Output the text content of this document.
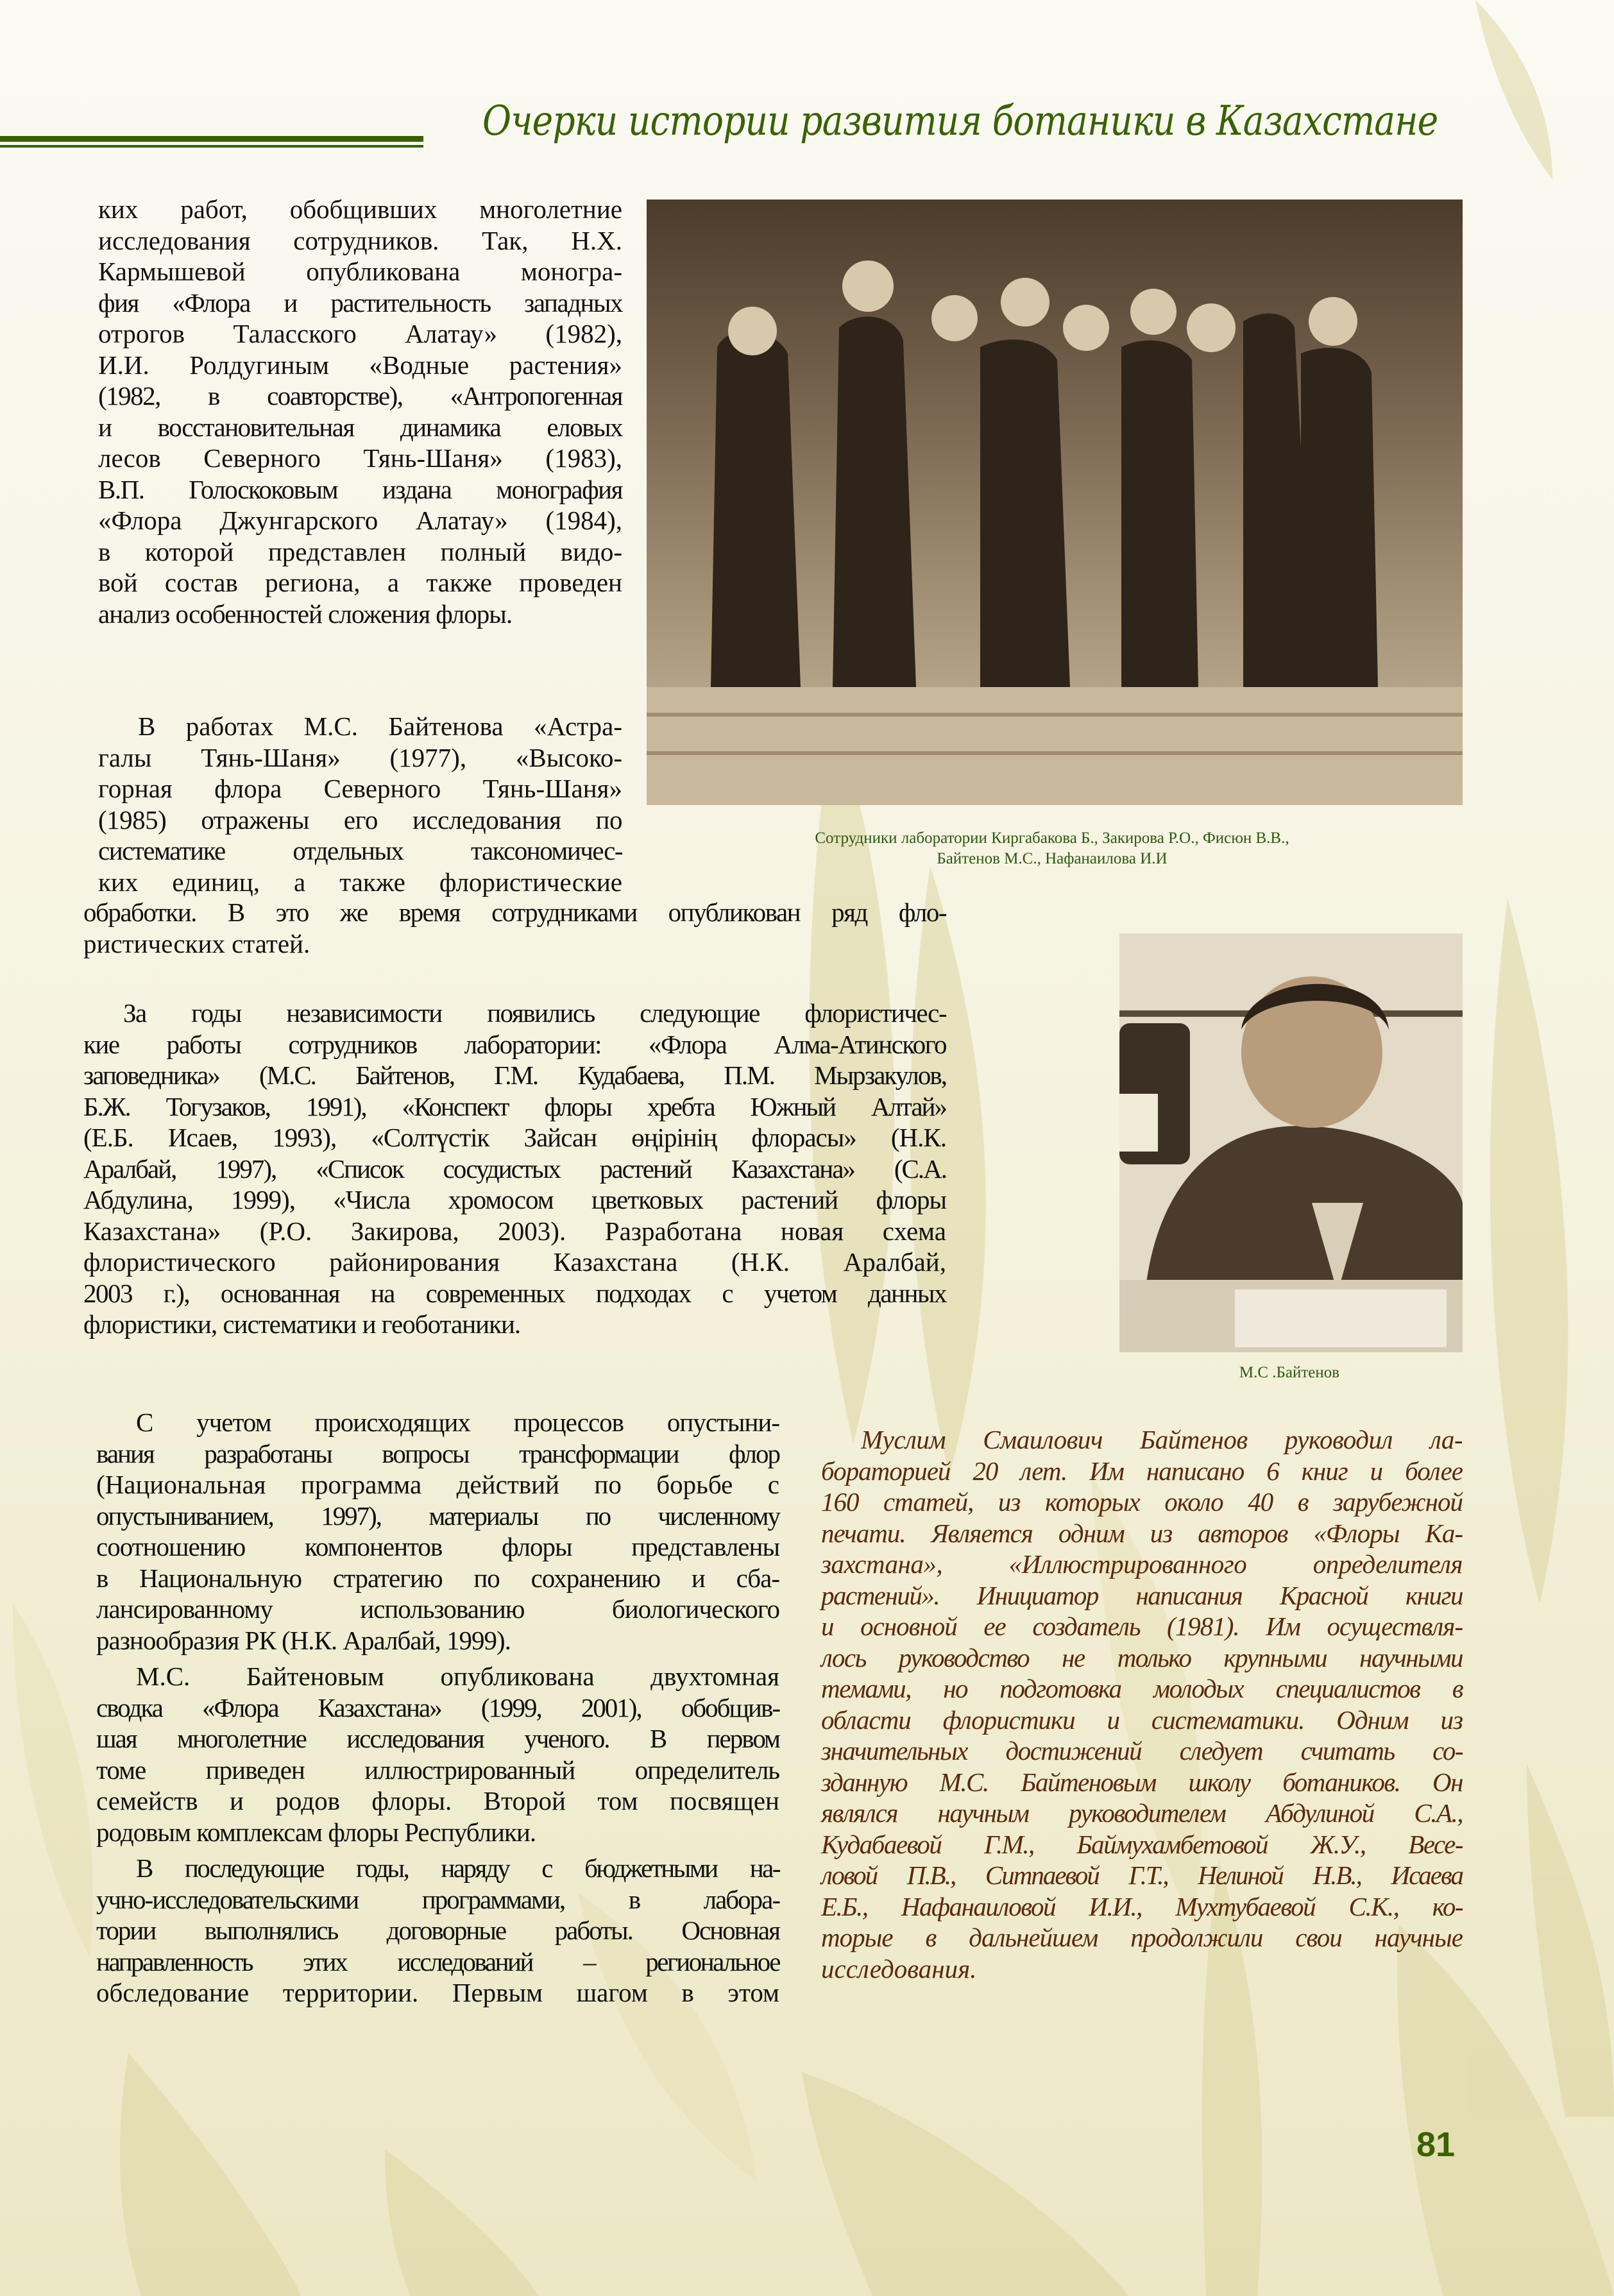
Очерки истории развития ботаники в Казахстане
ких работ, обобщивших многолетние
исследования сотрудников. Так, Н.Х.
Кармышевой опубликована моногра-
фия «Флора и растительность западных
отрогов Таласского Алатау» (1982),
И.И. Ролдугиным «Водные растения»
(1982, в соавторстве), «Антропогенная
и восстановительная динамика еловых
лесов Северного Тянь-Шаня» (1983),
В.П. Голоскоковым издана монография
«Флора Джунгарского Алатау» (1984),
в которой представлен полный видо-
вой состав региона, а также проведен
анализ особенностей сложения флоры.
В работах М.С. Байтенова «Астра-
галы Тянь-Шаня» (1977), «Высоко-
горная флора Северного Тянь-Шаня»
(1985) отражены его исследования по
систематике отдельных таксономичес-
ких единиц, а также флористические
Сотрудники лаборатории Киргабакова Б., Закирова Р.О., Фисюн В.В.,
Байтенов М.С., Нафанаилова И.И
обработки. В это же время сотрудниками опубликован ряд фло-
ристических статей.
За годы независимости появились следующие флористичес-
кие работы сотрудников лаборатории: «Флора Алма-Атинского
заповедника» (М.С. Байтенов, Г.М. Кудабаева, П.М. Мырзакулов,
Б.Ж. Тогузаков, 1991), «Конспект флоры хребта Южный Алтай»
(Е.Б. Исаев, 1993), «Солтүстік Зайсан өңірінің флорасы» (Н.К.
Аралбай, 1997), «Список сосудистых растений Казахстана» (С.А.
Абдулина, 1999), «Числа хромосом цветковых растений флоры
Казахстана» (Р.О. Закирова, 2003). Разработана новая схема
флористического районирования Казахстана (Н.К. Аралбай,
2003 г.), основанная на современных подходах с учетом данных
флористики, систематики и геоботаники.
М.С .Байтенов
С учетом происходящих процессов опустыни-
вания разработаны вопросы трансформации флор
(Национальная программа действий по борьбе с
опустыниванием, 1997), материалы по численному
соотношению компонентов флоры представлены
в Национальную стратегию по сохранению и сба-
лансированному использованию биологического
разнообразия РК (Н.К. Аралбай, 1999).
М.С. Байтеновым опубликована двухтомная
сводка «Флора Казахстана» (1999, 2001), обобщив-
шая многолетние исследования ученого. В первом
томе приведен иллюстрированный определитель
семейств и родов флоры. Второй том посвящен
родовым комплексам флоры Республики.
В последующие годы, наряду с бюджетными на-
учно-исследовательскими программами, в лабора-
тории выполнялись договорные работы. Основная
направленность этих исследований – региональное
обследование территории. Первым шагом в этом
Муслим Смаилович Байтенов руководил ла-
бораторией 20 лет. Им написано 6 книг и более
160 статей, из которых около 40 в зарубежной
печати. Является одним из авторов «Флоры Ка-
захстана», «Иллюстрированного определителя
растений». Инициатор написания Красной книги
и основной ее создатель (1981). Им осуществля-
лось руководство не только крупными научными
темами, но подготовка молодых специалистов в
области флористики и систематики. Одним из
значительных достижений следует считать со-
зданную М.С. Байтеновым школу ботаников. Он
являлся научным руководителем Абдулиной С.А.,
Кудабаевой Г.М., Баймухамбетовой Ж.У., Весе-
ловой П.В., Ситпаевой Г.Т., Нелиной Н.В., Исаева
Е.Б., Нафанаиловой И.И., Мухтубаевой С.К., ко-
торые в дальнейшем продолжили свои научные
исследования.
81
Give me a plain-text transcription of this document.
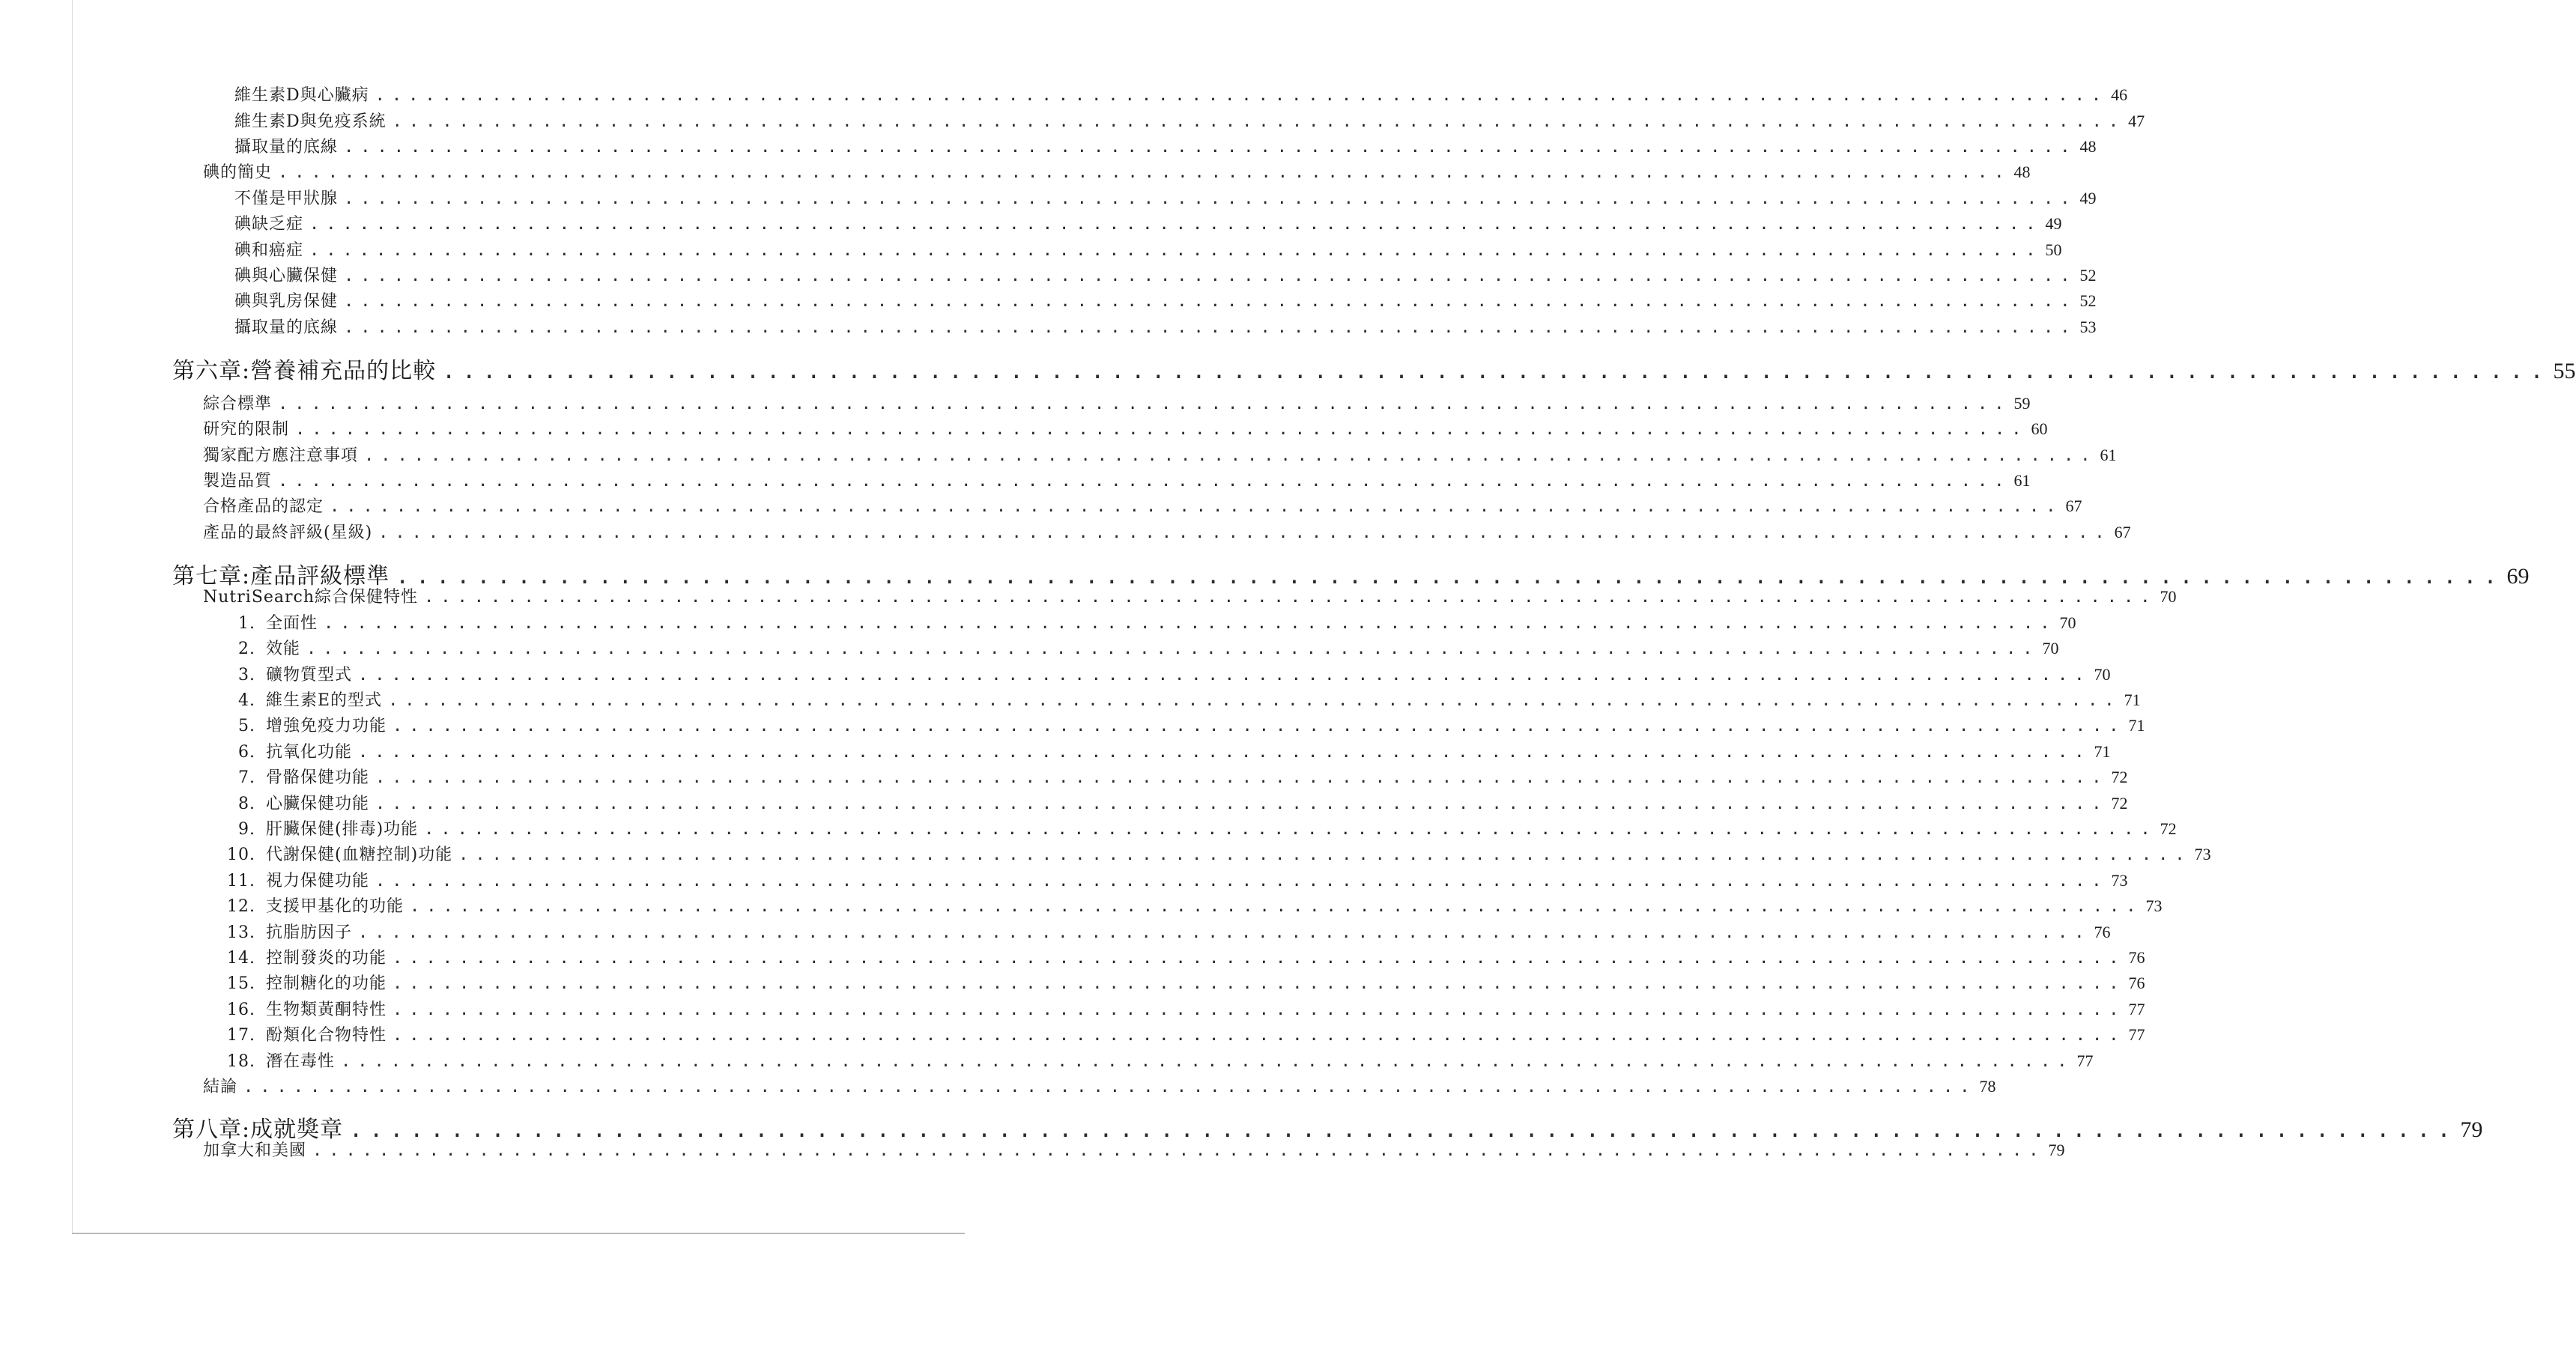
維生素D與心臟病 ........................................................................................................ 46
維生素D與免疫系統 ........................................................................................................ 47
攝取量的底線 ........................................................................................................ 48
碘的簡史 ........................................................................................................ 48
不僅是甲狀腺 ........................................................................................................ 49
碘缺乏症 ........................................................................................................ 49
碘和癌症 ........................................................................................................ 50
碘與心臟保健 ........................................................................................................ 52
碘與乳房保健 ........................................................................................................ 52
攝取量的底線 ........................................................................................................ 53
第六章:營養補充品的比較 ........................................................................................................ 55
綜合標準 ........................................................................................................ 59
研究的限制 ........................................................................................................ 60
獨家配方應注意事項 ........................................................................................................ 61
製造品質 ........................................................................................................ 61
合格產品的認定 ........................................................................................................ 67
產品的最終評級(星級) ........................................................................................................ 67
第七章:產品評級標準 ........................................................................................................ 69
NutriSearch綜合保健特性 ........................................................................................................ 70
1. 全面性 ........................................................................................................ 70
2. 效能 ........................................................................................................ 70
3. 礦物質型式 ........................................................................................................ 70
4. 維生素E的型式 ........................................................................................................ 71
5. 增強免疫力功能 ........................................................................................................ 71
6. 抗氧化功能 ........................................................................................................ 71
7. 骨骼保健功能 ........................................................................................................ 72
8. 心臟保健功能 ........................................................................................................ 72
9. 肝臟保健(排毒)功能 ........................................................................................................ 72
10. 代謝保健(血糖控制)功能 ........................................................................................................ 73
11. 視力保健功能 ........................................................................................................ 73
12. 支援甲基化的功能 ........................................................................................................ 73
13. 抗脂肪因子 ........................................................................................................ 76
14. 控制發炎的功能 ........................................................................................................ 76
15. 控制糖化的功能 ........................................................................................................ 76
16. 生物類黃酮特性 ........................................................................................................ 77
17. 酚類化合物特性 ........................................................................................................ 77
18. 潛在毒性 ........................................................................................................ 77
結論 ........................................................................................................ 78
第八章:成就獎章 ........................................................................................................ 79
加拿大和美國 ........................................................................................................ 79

-------

Work required. Within the entries above, report how many lines include "Северного", and keep the answer to the number.

Result. 2